ページ抜粋:
銀河帝国の第36代皇帝。先帝の次男として生まれ、兄と弟が共倒れになったことで偶然帝位に就く。以前は父からも見捨てられ、飲み屋のツケも払えない程のボンクラ大公だったが、その志の低さがリヒテンラーデの専横を許し、果てにはラインハルトの簒奪を許す結果となった。しかし十年前に皇后を亡くして以来どこか悟ったような雰囲気を持つようになり、覇気溢れるラインハルトを前に彼を試すような言動を続けている。若年は酒と女漁りにのみ、晩年は薔薇の世話にのみ趣味を持ち、帝室や国家すら「滅びるならせいぜい華麗に滅びるがよい」とまで言ってのける「ある意味」ビッグな皇帝だった。嫡男・ルードヴィヒやベーネミュンデの子を失ったことが彼をその心境へと追い込んだのか、寵姫アンネローゼの弟を想う心に動かされてのことなのか、ラインハルトには敢えて権力を与え続けていたような節があり、次帝を定めずの死も、乱世来るを望んでの事としか思えない。事実上ゴールデンバウム王朝最後の皇帝は、凡君ではあったが凡人ではなかったようだ。多くの子供を為しながら、門閥両巨頭の関係者以外全員死亡しているのは気味が悪い。

「どうせ予もすぐに参る。まだ充分に美しい姿で待っているがよい、シュザンナ……」

提示情報:
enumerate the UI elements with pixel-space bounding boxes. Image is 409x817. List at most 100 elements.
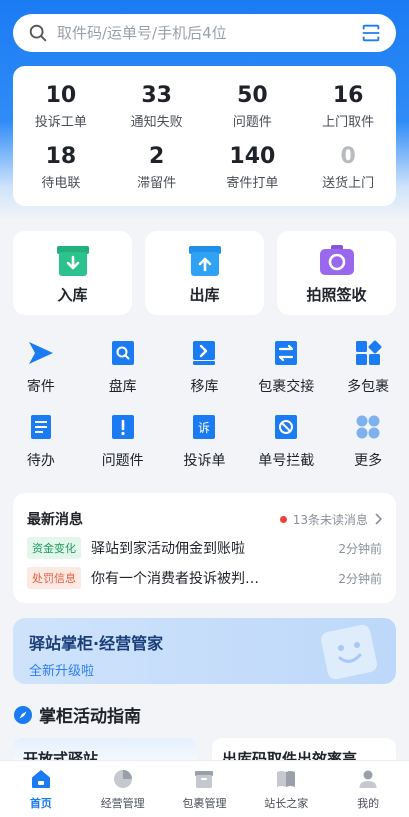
stat-problem-items[interactable]: 50 问题件 [205,76,301,137]
search-bar[interactable] [13,14,396,52]
tab-label: 经营管理 [100,797,145,810]
promo-banner[interactable]: 驿站掌柜·经营管家 全新升级啦 [13,618,396,684]
message-tag: 处罚信息 [27,567,81,589]
home-icon [31,770,50,788]
stat-value: 50 [237,83,268,108]
grid-item-label: 寄件 [26,379,55,395]
inbound-box-icon [56,245,89,276]
grid-item-label: 更多 [354,453,383,469]
grid-item-more[interactable]: 更多 [327,412,409,470]
smiley-box-icon [321,624,377,680]
svg-text:诉: 诉 [198,421,210,435]
stat-notify-failed[interactable]: 33 通知失败 [109,76,205,137]
stat-label: 投诉工单 [34,115,87,130]
grid-item-complaint[interactable]: 诉 投诉单 [164,412,246,470]
scan-icon[interactable] [360,22,382,44]
tab-mine[interactable]: 我的 [327,761,409,817]
grid-item-label: 盘库 [108,379,137,395]
stat-value: 2 [148,144,165,169]
grid-item-handover[interactable]: 包裹交接 [245,338,327,396]
stat-value: 16 [332,83,364,108]
photo-sign-button[interactable]: 拍照签收 [277,231,396,315]
photo-sign-label: 拍照签收 [306,285,367,304]
unread-messages-link[interactable]: 13条未读消息 [279,511,382,528]
stat-value: 18 [45,144,77,169]
camera-icon [319,244,354,275]
stat-value: 0 [340,144,356,169]
message-tag: 资金变化 [27,537,81,559]
tab-home[interactable]: 首页 [0,761,82,817]
primary-actions: 入库 出库 拍照签收 [13,231,396,315]
stat-label: 通知失败 [130,115,183,130]
grid-item-send[interactable]: 寄件 [0,338,82,396]
unread-count: 13条未读消息 [292,512,368,527]
tab-station-home[interactable]: 站长之家 [245,761,327,817]
stat-complaint-orders[interactable]: 10 投诉工单 [13,76,109,137]
guide-section-title: 掌柜活动指南 [13,702,141,727]
problem-icon [111,415,134,439]
grid-item-label: 投诉单 [183,453,226,469]
tab-label: 我的 [357,797,380,810]
search-input[interactable] [57,24,360,42]
message-item[interactable]: 处罚信息 你有一个消费者投诉被判… 2分钟前 [27,567,382,589]
grid-item-todo[interactable]: 待办 [0,412,82,470]
book-icon [277,771,296,787]
inbound-button[interactable]: 入库 [13,231,132,315]
grid-item-label: 待办 [26,453,55,469]
outbound-label: 出库 [189,285,220,304]
stat-home-delivery[interactable]: 0 送货上门 [300,137,396,198]
message-time: 2分钟前 [338,541,382,556]
tab-packages[interactable]: 包裹管理 [164,761,246,817]
more-icon [356,415,380,439]
stat-pending-call[interactable]: 18 待电联 [13,137,109,198]
complaint-icon: 诉 [193,415,216,439]
stat-label: 滞留件 [137,176,177,191]
stat-label: 问题件 [232,115,272,130]
chevron-right-icon [375,513,382,525]
send-icon [28,342,53,364]
search-icon [29,24,47,42]
handover-icon [275,341,298,365]
compass-icon [14,705,32,724]
messages-card[interactable]: 最新消息 13条未读消息 资金变化 驿站到家活动佣金到账啦 2分钟前 处罚信息 … [13,493,396,603]
message-item[interactable]: 资金变化 驿站到家活动佣金到账啦 2分钟前 [27,537,382,559]
stat-door-pickup[interactable]: 16 上门取件 [300,76,396,137]
todo-icon [30,415,51,439]
tab-business[interactable]: 经营管理 [82,761,164,817]
stat-send-print[interactable]: 140 寄件打单 [205,137,301,198]
outbound-button[interactable]: 出库 [145,231,264,315]
stats-panel: 10 投诉工单 33 通知失败 50 问题件 16 上门取件 18 待电联 2 滞留件 14… [13,66,396,206]
message-text: 你有一个消费者投诉被判… [91,571,259,587]
grid-item-inventory[interactable]: 盘库 [82,338,164,396]
stat-label: 上门取件 [322,115,375,130]
message-text: 驿站到家活动佣金到账啦 [91,541,245,557]
move-icon [193,341,216,365]
inventory-icon [111,341,134,365]
grid-item-label: 包裹交接 [258,379,315,395]
unread-dot [279,515,287,523]
multi-package-icon [356,340,382,365]
intercept-icon [275,415,298,439]
function-grid: 寄件 盘库 移库 包裹交接 多包裹 待办 问题件 诉 投诉单 单号拦截 更多 [0,338,409,470]
tab-label: 首页 [29,797,52,810]
pie-chart-icon [113,770,132,788]
guide-title-text: 掌柜活动指南 [39,707,141,727]
stat-label: 寄件打单 [226,176,279,191]
inbound-label: 入库 [57,285,88,304]
grid-item-label: 移库 [190,379,219,395]
grid-item-label: 问题件 [101,453,144,469]
grid-item-intercept[interactable]: 单号拦截 [245,412,327,470]
tab-label: 包裹管理 [182,797,227,810]
grid-item-move[interactable]: 移库 [164,338,246,396]
grid-item-label: 单号拦截 [258,453,315,469]
user-icon [359,770,377,788]
messages-title: 最新消息 [27,512,83,528]
stat-label: 待电联 [41,176,81,191]
grid-item-label: 多包裹 [347,379,390,395]
outbound-box-icon [188,245,221,276]
bottom-tab-bar: 首页 经营管理 包裹管理 站长之家 我的 [0,760,409,817]
grid-item-multi-package[interactable]: 多包裹 [327,338,409,396]
grid-item-problem[interactable]: 问题件 [82,412,164,470]
stat-stranded[interactable]: 2 滞留件 [109,137,205,198]
stat-value: 10 [45,83,77,108]
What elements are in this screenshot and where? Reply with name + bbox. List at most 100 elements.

練習問題:
**1)** ページ抜粋のうち、「銀河帝国の第36代皇帝。先帝」から「死亡しているのは気味が悪い。」までをそのまま書き写してください。
**2)** リストの「stat-problem-items[interactable]: 50 问题件」を含む行から「grid-item-send[interactable]: 寄件 [0,338,82,396]」を含む行までを、「grid-item-label」を「grid-label」に置き換えて書き直してください。それ以外は一切変えず、その範囲の行だけを示してください。

解答集:
**1)**
銀河帝国の第36代皇帝。先帝の次男として生まれ、兄と弟が共倒れになったことで偶然帝位に就く。以前は父からも見捨てられ、飲み屋のツケも払えない程のボンクラ大公だったが、その志の低さがリヒテンラーデの専横を許し、果てにはラインハルトの簒奪を許す結果となった。しかし十年前に皇后を亡くして以来どこか悟ったような雰囲気を持つようになり、覇気溢れるラインハルトを前に彼を試すような言動を続けている。若年は酒と女漁りにのみ、晩年は薔薇の世話にのみ趣味を持ち、帝室や国家すら「滅びるならせいぜい華麗に滅びるがよい」とまで言ってのける「ある意味」ビッグな皇帝だった。嫡男・ルードヴィヒやベーネミュンデの子を失ったことが彼をその心境へと追い込んだのか、寵姫アンネローゼの弟を想う心に動かされてのことなのか、ラインハルトには敢えて権力を与え続けていたような節があり、次帝を定めずの死も、乱世来るを望んでの事としか思えない。事実上ゴールデンバウム王朝最後の皇帝は、凡君ではあったが凡人ではなかったようだ。多くの子供を為しながら、門閥両巨頭の関係者以外全員死亡しているのは気味が悪い。

**2)**
stat-problem-items[interactable]: 50 问题件 [205,76,301,137]
search-bar[interactable] [13,14,396,52]
tab-label: 经营管理 [100,797,145,810]
promo-banner[interactable]: 驿站掌柜·经营管家 全新升级啦 [13,618,396,684]
message-tag: 处罚信息 [27,567,81,589]
home-icon [31,770,50,788]
stat-value: 50 [237,83,268,108]
grid-label: 寄件 [26,379,55,395]
inbound-box-icon [56,245,89,276]
grid-label: 更多 [354,453,383,469]
grid-item-more[interactable]: 更多 [327,412,409,470]
smiley-box-icon [321,624,377,680]
svg-text:诉: 诉 [198,421,210,435]
stat-notify-failed[interactable]: 33 通知失败 [109,76,205,137]
stat-label: 投诉工单 [34,115,87,130]
grid-item-complaint[interactable]: 诉 投诉单 [164,412,246,470]
scan-icon[interactable] [360,22,382,44]
tab-mine[interactable]: 我的 [327,761,409,817]
grid-label: 盘库 [108,379,137,395]
stat-value: 2 [148,144,165,169]
grid-item-handover[interactable]: 包裹交接 [245,338,327,396]
stat-value: 16 [332,83,364,108]
photo-sign-button[interactable]: 拍照签收 [277,231,396,315]
photo-sign-label: 拍照签收 [306,285,367,304]
unread-messages-link[interactable]: 13条未读消息 [279,511,382,528]
stat-value: 18 [45,144,77,169]
camera-icon [319,244,354,275]
stat-value: 0 [340,144,356,169]
message-tag: 资金变化 [27,537,81,559]
tab-home[interactable]: 首页 [0,761,82,817]
primary-actions: 入库 出库 拍照签收 [13,231,396,315]
stat-label: 通知失败 [130,115,183,130]
grid-item-send[interactable]: 寄件 [0,338,82,396]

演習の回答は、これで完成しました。